Set task:
Below, find each line holding "parents" and state how many there are, using the number alone.

Exercise data:
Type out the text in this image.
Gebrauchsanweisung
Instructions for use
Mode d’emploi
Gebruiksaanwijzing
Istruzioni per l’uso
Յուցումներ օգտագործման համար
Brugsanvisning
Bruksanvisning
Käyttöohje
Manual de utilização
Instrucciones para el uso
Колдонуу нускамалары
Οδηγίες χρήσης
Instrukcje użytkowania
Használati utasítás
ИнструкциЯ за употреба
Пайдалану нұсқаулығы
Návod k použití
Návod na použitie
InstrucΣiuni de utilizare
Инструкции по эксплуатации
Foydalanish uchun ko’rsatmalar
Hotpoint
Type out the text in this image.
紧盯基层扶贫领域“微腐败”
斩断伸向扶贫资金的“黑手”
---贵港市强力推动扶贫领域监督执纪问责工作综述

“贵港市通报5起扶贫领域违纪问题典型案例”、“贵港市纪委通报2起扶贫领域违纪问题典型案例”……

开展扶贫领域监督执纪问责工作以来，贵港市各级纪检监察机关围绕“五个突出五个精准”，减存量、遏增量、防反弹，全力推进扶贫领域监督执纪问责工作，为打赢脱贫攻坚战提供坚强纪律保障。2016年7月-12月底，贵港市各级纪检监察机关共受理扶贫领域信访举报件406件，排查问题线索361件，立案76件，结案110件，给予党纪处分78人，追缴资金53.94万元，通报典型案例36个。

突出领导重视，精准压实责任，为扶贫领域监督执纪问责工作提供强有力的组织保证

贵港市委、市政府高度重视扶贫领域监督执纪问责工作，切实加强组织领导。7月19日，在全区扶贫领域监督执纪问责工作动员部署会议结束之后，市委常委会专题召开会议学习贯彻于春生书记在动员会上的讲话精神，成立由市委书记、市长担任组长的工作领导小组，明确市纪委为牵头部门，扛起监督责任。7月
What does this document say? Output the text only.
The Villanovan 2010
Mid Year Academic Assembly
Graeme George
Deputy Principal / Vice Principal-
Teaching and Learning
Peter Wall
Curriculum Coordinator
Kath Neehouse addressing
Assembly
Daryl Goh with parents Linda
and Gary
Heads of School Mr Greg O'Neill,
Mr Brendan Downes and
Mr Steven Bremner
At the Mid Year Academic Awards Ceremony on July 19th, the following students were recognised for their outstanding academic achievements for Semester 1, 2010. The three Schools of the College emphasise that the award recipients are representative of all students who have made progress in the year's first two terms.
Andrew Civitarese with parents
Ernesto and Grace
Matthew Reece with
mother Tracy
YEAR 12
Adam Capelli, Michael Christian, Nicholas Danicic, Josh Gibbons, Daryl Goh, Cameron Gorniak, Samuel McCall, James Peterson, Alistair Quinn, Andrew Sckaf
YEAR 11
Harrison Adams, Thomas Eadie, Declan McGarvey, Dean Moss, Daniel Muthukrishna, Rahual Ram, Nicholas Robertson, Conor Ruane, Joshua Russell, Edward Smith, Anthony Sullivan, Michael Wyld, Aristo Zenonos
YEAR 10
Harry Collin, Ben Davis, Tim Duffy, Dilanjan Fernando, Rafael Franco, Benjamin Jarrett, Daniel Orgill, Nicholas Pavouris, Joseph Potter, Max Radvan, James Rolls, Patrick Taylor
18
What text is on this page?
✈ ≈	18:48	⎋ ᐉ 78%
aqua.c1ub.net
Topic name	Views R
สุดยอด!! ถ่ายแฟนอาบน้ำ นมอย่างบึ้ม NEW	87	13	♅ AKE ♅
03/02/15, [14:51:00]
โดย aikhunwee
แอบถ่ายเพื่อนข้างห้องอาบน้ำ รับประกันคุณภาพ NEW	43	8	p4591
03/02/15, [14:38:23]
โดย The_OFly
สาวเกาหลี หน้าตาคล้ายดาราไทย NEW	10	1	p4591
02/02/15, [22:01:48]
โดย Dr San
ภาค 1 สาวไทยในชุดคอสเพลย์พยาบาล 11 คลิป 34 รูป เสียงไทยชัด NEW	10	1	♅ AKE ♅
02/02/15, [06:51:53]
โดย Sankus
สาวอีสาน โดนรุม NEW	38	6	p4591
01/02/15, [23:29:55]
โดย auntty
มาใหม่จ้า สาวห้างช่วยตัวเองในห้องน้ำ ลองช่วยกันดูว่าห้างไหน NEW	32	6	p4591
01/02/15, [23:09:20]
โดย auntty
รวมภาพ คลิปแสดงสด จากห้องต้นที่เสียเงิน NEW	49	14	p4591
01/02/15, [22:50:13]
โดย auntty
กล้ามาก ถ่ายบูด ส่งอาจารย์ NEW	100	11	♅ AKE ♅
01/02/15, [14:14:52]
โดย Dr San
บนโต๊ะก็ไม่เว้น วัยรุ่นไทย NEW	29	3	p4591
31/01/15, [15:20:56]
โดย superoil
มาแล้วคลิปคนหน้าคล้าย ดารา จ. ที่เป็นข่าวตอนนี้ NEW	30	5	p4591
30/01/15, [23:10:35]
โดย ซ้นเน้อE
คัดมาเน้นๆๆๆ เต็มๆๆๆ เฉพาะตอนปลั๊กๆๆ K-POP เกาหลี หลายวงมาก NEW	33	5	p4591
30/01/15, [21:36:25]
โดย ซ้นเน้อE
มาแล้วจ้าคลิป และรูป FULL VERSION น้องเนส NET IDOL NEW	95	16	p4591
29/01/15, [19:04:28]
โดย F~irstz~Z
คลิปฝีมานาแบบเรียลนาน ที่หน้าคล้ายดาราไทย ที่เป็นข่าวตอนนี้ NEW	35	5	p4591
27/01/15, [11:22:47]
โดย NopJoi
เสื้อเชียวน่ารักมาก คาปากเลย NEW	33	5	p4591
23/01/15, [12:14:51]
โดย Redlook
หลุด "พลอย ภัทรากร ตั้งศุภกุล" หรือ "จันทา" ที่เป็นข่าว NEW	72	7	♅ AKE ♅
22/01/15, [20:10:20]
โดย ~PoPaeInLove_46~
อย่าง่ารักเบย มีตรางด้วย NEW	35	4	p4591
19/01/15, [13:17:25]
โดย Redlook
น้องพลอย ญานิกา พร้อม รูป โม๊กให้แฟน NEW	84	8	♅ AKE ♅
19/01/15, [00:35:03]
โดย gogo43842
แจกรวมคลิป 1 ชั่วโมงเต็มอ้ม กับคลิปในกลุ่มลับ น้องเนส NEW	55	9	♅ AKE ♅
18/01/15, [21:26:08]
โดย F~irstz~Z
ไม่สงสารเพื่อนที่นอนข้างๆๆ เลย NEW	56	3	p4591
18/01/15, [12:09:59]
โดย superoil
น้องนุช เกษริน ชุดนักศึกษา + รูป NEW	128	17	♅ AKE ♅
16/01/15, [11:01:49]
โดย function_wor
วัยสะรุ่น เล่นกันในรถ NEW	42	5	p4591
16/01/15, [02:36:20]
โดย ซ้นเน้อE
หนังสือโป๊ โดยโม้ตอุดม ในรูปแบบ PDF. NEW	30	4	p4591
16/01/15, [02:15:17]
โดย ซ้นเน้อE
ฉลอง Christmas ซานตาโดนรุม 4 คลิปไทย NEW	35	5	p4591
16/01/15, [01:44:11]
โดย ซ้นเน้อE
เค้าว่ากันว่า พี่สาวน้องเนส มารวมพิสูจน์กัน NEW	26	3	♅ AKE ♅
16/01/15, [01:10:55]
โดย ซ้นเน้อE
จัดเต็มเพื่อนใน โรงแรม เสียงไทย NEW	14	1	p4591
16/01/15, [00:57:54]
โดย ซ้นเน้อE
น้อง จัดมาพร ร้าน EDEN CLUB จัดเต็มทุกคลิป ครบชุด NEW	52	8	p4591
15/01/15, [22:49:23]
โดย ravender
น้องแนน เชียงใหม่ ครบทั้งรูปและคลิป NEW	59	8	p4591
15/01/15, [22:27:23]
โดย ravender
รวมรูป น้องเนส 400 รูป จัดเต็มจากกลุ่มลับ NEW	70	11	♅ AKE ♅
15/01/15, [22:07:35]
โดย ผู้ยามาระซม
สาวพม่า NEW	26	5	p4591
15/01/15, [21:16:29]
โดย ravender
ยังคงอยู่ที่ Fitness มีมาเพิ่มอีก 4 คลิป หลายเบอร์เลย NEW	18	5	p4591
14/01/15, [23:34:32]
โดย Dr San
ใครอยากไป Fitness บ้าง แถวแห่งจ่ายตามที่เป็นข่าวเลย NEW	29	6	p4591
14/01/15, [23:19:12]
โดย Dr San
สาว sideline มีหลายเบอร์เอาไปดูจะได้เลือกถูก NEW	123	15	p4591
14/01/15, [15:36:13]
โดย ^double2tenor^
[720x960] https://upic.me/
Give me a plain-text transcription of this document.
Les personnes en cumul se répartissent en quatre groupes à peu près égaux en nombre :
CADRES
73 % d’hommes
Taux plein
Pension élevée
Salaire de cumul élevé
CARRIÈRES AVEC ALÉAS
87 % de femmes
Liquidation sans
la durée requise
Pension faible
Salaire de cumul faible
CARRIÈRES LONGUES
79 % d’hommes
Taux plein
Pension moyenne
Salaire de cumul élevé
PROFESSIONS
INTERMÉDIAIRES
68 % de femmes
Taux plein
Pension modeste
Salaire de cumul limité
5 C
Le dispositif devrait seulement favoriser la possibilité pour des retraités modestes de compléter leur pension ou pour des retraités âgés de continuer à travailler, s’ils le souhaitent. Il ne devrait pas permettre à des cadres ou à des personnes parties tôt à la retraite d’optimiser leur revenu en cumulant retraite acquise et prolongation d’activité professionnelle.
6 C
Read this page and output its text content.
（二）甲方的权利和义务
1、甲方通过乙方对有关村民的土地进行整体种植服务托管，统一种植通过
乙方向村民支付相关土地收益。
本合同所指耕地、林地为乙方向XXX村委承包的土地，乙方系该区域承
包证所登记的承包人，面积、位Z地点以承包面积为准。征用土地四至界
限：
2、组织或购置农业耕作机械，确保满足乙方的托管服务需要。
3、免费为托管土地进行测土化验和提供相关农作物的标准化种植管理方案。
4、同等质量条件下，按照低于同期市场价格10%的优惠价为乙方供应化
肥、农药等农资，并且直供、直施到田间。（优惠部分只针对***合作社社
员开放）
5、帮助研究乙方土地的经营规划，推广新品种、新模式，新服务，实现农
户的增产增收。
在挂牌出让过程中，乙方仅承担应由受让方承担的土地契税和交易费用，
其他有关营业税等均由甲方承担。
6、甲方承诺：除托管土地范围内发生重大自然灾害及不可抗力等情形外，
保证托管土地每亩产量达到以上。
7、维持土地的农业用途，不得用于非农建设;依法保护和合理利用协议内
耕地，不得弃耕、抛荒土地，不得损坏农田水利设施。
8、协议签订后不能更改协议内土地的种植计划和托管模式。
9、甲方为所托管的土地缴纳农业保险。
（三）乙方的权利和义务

The output:
2